• Task requirements
Look through the data and write out every line with the word "where" in it.

— START OF Given entries —

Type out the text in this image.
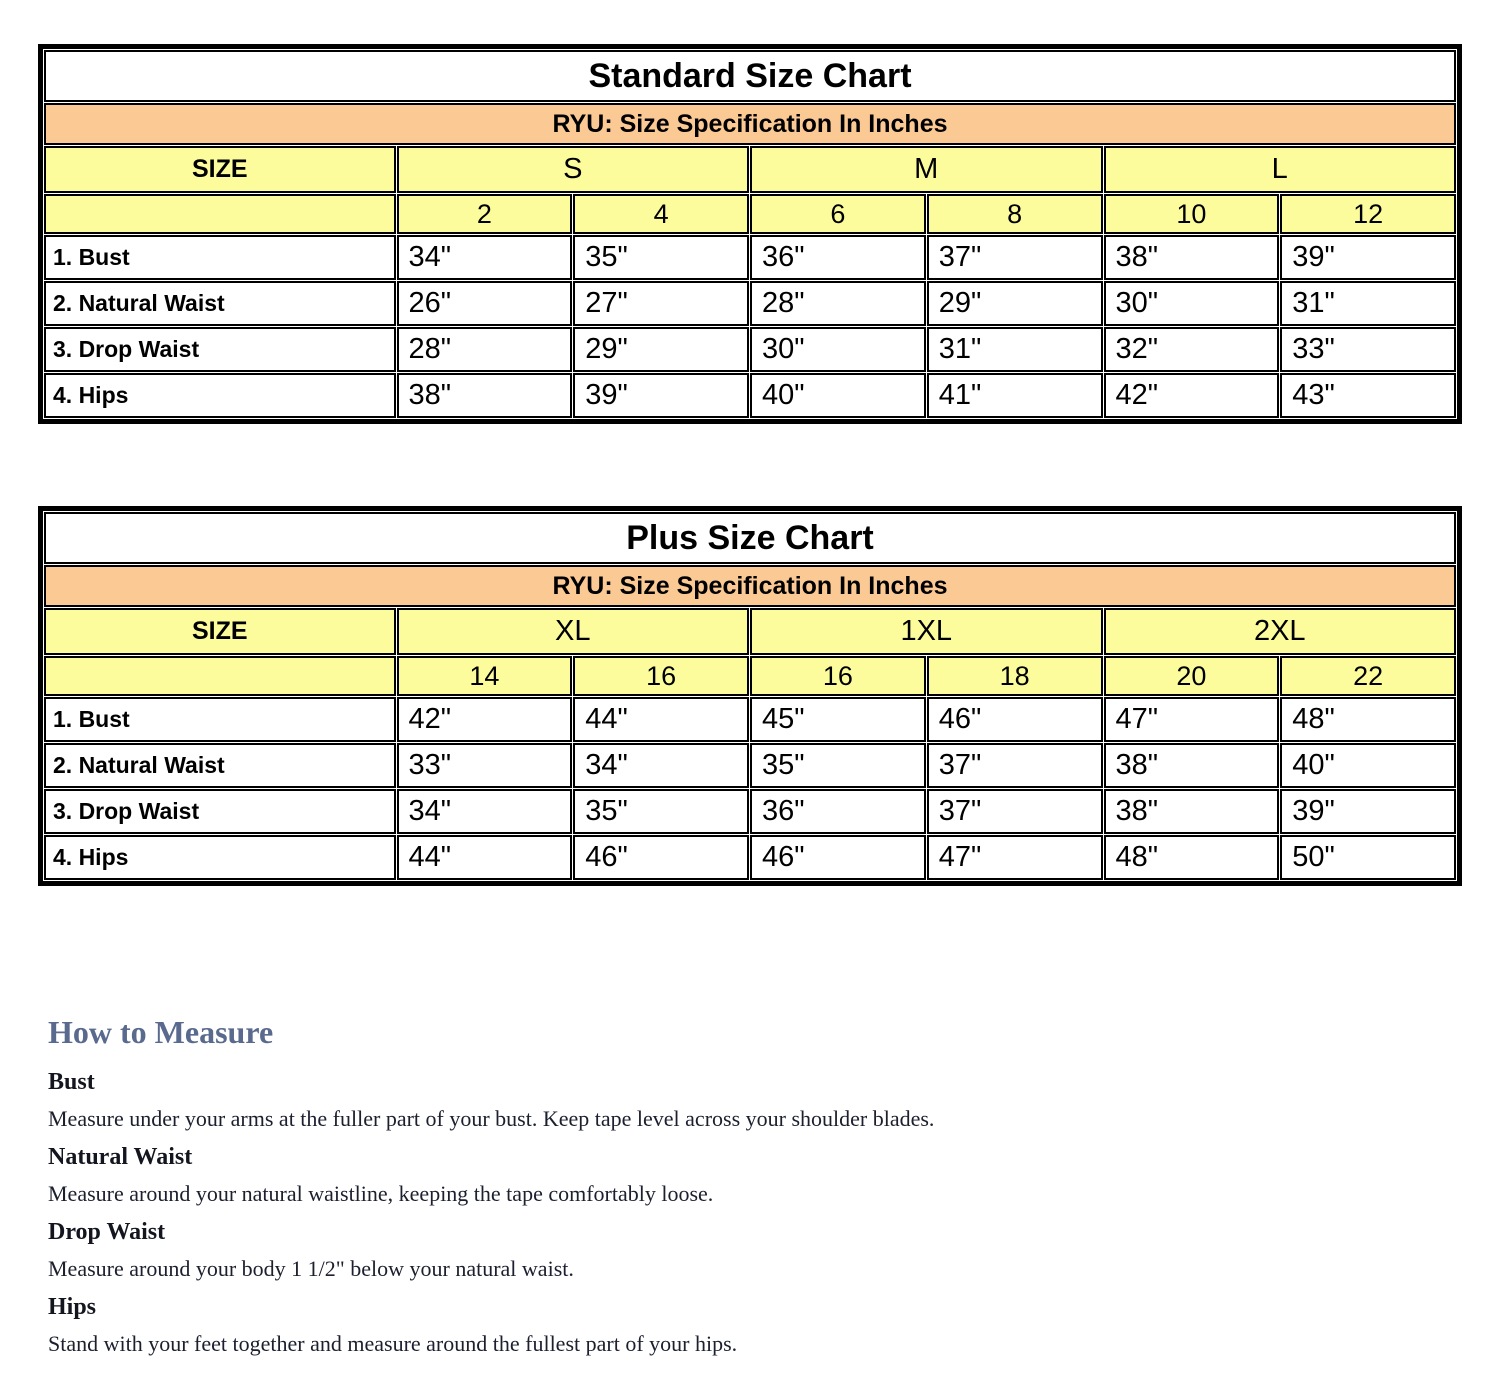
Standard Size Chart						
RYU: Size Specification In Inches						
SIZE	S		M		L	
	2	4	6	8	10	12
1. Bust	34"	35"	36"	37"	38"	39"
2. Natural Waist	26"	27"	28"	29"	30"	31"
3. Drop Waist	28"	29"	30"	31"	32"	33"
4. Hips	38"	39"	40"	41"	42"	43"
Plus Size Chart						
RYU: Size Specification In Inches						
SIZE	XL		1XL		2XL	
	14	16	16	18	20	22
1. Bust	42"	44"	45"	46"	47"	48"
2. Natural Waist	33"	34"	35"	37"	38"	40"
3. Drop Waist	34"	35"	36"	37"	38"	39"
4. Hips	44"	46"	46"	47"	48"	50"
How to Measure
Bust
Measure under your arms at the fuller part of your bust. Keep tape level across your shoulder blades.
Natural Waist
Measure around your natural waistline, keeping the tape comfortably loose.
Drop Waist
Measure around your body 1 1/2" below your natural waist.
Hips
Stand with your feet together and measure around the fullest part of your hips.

— END OF Given entries —
— START OF Given entries —

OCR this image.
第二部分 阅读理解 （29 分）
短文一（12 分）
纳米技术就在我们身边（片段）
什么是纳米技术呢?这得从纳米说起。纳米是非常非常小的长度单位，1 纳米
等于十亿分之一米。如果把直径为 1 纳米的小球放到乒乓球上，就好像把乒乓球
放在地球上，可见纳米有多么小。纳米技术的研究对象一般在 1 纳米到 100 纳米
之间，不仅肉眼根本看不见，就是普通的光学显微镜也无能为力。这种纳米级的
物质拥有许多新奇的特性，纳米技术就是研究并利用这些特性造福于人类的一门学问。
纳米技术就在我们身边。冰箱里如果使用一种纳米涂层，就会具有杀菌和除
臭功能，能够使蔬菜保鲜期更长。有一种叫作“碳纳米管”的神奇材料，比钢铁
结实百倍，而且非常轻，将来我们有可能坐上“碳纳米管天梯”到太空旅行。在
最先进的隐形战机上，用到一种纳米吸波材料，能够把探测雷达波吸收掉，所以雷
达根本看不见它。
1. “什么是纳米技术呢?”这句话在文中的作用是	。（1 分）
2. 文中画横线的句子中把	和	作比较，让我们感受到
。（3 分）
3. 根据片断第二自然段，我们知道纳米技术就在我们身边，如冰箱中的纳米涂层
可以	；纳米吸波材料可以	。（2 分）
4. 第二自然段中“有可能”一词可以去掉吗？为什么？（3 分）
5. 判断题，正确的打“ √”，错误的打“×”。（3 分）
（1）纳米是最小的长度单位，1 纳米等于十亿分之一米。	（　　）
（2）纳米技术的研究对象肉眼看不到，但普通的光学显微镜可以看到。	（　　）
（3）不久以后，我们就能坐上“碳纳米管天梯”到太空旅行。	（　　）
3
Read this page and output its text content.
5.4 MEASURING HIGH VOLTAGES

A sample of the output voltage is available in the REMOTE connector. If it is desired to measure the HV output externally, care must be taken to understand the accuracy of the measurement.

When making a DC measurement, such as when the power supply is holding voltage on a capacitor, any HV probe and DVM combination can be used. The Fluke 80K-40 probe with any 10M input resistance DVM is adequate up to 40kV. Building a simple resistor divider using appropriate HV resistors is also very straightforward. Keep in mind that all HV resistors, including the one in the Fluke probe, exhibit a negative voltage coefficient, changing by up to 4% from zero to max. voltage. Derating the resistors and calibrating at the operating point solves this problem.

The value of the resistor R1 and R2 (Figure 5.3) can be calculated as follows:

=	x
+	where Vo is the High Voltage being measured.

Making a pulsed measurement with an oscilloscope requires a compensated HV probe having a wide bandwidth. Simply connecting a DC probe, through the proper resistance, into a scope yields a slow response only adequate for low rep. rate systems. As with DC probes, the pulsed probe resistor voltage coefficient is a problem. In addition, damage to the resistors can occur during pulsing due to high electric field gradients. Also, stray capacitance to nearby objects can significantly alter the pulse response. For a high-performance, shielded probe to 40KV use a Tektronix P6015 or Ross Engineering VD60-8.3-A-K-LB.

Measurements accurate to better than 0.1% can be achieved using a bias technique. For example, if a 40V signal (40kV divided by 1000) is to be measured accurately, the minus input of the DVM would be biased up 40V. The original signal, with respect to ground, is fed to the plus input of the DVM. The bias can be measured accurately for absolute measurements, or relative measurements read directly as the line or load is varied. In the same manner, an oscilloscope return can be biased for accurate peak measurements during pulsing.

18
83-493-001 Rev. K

— END OF Given entries —
— START OF Given entries —

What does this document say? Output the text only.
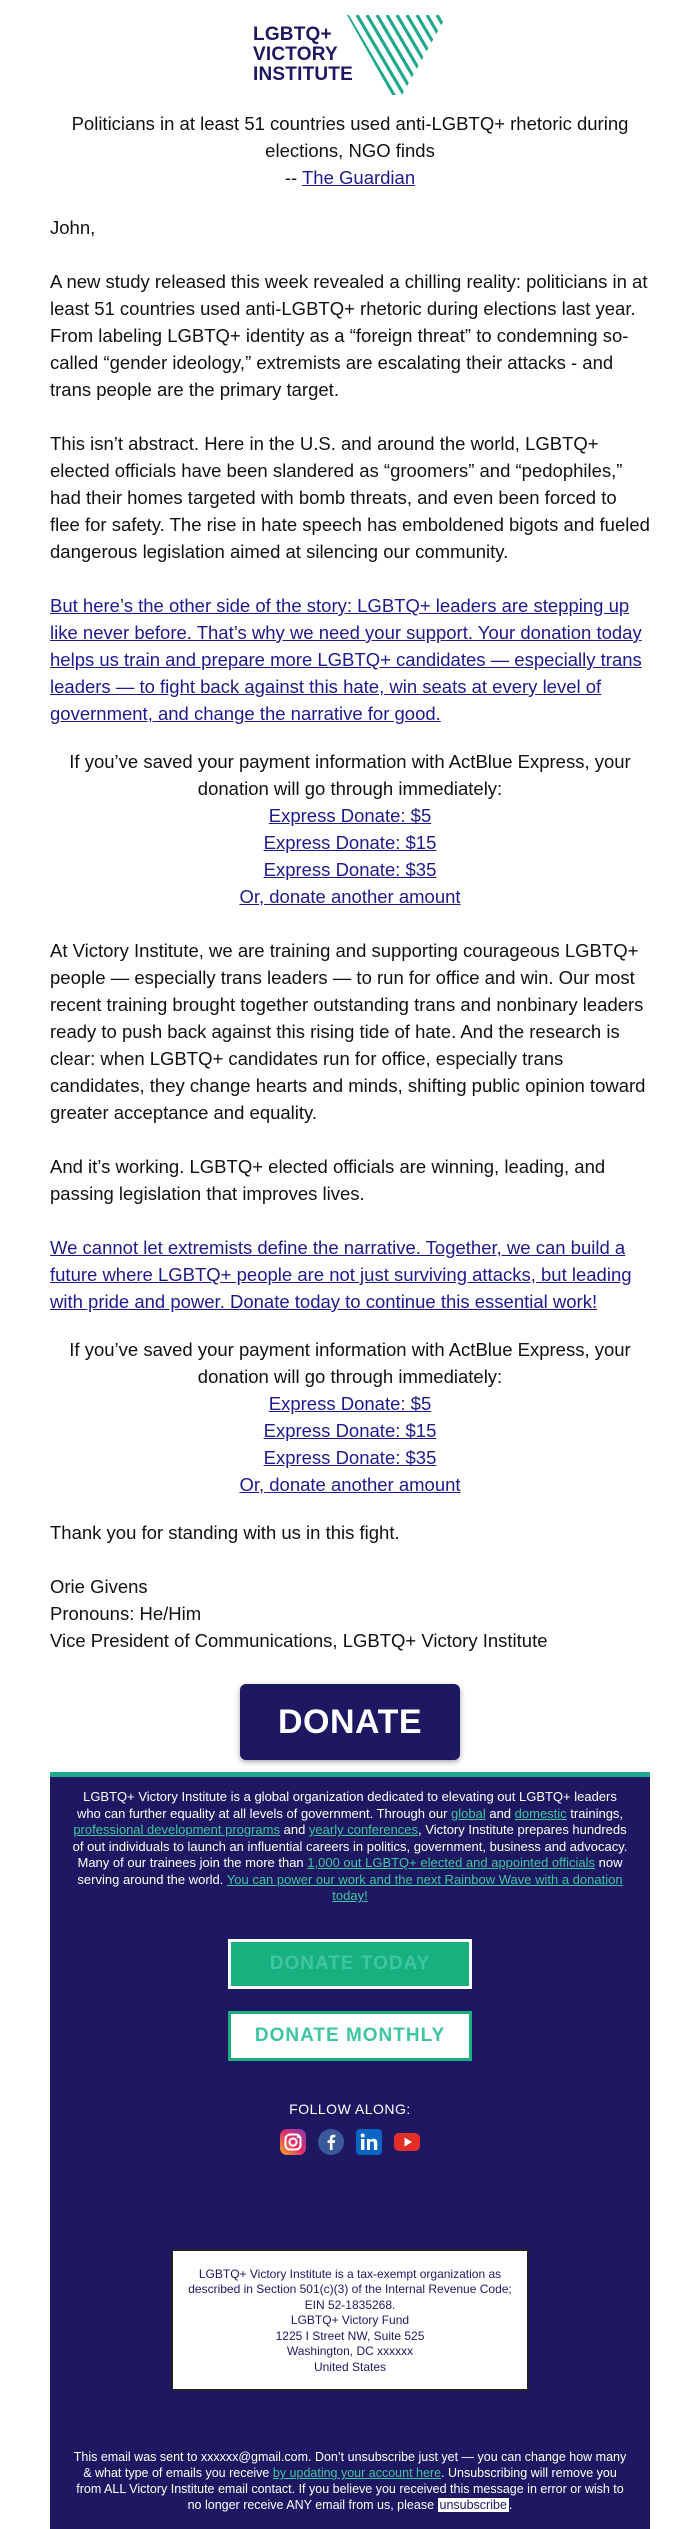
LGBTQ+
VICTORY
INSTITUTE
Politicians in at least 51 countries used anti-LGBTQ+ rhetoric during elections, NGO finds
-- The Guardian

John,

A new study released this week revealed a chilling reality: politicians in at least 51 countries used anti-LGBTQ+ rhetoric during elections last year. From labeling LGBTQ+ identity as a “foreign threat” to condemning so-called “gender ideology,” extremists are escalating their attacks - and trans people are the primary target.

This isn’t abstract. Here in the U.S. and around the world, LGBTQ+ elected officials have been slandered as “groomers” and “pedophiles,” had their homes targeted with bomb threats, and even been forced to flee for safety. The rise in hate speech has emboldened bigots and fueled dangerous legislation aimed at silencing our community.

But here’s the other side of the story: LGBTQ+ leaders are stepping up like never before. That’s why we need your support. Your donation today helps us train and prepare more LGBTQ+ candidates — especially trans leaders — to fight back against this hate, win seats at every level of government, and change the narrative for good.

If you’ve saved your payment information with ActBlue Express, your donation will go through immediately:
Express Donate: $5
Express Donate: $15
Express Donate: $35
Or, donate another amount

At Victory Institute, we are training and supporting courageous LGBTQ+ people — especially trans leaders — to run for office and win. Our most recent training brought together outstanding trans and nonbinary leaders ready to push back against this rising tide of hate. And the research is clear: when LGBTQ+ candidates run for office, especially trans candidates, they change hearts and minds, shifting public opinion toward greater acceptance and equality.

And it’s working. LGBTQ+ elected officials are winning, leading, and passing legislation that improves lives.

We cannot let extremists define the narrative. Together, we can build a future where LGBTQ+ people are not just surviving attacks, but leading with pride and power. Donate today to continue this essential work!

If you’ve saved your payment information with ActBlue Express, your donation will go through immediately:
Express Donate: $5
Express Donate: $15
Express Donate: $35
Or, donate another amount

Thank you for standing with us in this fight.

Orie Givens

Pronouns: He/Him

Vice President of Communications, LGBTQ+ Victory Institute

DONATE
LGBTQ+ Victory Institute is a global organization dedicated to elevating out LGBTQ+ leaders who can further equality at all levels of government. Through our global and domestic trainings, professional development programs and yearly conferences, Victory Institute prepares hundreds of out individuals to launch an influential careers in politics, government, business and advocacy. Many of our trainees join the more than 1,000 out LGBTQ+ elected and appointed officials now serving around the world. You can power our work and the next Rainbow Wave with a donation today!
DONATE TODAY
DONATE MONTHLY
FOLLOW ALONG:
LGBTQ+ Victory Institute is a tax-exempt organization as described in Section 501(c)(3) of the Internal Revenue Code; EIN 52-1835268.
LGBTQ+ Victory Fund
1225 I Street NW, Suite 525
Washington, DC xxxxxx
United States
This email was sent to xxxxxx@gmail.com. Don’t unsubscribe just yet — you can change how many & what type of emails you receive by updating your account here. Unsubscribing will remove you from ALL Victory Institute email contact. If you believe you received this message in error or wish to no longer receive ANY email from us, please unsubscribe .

— END OF Given entries —

• Exercise result
+	where Vo is the High Voltage being measured.
We cannot let extremists define the narrative. Together, we can build a future where LGBTQ+ people are not just surviving attacks, but leading with pride and power. Donate today to continue this essential work!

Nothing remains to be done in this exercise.